:: TASK DESCRIPTION ::
Find all lines in the records that include the word "cette", and copy them out.

───── PROVIDED DATA

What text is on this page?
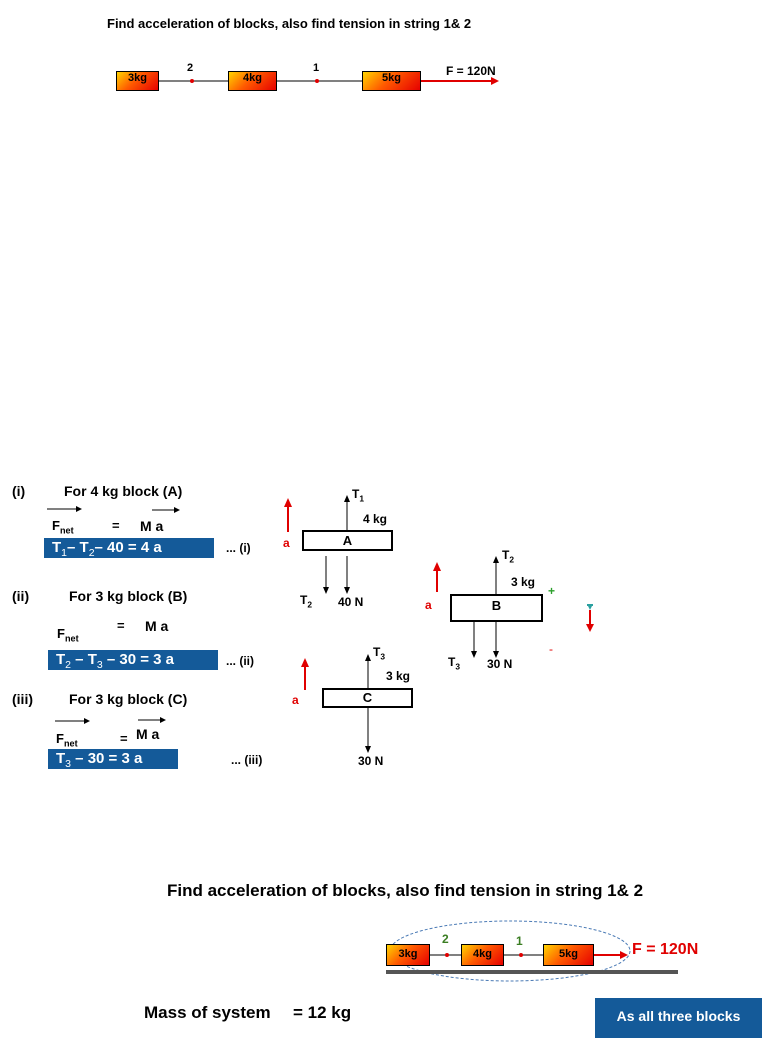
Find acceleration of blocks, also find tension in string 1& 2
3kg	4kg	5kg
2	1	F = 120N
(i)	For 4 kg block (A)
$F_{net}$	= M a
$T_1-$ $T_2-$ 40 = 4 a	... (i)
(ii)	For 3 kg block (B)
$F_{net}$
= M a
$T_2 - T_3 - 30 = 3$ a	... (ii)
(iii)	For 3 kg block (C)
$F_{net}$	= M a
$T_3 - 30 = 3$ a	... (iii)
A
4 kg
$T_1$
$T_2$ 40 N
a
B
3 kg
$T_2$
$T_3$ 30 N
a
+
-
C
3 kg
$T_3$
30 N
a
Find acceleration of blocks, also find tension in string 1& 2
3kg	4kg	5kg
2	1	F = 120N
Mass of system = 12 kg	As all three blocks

──────────
───── PROVIDED DATA

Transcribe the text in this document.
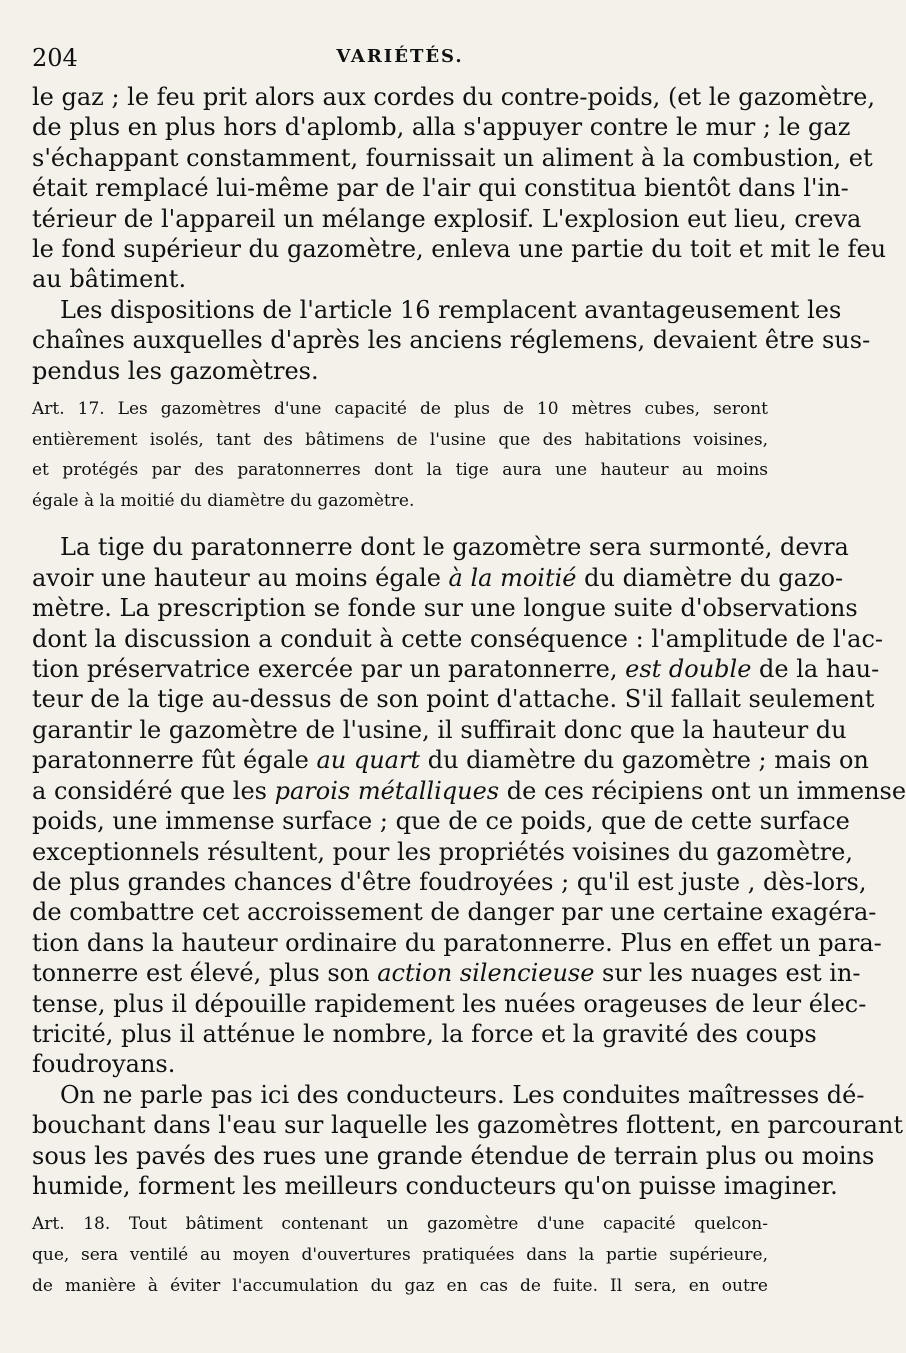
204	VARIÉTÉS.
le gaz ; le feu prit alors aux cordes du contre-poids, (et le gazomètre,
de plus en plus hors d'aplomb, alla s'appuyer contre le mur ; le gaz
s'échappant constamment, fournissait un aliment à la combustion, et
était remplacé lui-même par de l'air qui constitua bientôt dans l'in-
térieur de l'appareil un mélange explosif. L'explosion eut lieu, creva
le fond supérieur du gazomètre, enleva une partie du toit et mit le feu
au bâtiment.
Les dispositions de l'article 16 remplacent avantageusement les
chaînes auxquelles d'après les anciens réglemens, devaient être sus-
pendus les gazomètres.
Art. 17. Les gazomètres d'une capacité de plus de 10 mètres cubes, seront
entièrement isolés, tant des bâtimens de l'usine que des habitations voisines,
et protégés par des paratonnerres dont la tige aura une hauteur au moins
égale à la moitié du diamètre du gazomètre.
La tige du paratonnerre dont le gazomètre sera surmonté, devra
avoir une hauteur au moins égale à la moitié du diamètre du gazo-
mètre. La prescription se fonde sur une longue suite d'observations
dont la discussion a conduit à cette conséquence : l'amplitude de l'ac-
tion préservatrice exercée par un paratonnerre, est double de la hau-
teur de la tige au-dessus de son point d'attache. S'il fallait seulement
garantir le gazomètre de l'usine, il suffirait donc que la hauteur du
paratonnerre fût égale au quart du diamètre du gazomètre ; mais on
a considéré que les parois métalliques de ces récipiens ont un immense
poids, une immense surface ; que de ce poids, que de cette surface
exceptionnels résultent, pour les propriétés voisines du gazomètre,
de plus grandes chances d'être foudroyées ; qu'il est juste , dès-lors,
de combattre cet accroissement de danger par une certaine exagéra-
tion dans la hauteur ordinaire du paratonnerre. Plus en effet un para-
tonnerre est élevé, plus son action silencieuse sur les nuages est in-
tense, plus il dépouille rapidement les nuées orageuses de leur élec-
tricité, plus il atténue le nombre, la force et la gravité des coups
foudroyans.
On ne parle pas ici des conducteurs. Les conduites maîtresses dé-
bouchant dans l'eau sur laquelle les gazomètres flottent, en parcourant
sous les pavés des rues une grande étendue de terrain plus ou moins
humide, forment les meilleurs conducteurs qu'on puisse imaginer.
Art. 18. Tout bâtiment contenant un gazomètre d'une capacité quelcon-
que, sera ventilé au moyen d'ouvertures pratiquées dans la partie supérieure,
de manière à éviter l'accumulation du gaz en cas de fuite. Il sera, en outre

──────────
───── PROVIDED DATA

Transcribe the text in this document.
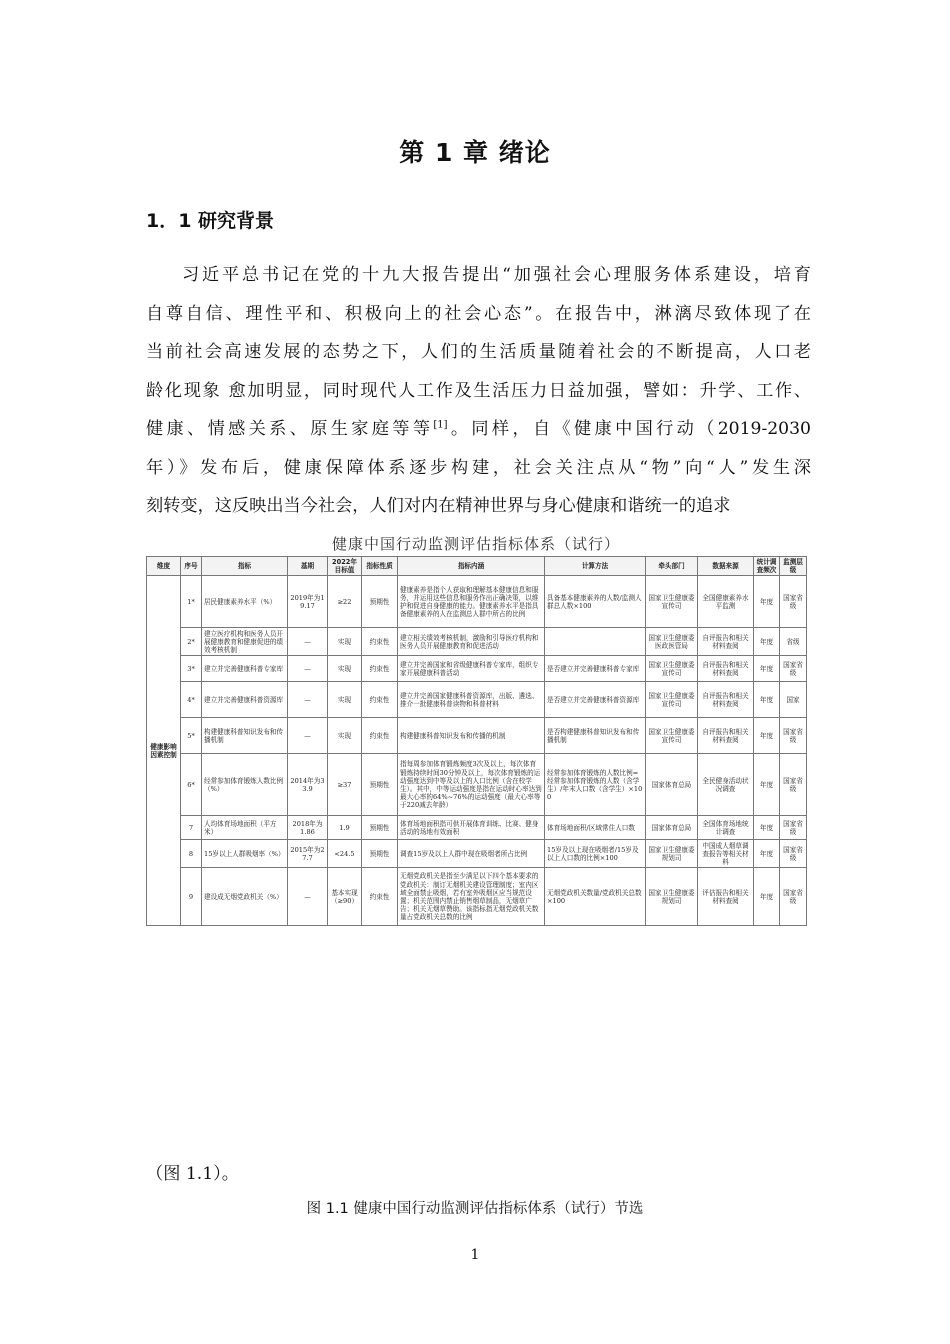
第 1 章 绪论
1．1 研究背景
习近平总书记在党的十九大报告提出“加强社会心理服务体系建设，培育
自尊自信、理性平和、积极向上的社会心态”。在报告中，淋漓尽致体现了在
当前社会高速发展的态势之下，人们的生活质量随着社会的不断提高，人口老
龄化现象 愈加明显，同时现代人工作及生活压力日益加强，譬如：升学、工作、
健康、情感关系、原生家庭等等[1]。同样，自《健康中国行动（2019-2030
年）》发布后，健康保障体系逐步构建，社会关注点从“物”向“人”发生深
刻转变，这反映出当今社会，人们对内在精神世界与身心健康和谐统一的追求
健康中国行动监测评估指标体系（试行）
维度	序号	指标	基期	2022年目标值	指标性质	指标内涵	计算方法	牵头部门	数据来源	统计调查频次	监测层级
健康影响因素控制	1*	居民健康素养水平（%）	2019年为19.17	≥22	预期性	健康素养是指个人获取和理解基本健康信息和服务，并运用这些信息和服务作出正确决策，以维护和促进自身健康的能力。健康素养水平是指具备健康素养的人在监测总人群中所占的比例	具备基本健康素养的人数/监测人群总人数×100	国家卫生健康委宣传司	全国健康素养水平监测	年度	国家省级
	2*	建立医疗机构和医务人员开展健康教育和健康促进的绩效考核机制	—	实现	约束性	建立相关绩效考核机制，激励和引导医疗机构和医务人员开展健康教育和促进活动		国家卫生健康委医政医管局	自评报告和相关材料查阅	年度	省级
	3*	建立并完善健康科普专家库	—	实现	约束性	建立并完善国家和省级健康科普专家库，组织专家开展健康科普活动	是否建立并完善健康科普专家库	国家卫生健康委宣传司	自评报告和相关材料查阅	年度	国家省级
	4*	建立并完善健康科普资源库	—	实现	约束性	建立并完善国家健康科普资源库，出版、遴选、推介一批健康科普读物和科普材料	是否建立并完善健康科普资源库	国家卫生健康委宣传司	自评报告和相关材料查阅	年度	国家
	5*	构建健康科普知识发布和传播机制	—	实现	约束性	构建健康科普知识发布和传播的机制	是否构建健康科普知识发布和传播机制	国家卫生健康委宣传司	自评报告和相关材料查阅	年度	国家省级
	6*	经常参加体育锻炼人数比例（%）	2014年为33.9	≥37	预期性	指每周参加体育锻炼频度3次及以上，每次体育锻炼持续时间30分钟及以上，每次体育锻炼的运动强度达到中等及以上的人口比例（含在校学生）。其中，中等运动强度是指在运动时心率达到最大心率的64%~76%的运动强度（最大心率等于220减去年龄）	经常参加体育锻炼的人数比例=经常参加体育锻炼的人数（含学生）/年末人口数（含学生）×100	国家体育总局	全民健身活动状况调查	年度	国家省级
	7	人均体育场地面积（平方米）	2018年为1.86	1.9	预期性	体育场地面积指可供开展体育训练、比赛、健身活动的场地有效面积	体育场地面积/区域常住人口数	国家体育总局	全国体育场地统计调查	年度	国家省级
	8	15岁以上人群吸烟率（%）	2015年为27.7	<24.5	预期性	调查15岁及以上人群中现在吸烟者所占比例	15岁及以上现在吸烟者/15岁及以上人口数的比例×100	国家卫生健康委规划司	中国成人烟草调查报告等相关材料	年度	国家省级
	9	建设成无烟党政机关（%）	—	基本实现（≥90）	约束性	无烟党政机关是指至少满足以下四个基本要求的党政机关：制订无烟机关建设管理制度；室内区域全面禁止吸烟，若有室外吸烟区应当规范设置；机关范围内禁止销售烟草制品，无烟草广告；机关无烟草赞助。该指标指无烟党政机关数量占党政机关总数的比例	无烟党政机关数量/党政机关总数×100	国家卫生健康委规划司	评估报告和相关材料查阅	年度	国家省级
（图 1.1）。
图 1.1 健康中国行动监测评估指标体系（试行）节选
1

──────────

:: ANSWER ::
dont la discussion a conduit à cette conséquence : l'amplitude de l'ac-
poids, une immense surface ; que de ce poids, que de cette surface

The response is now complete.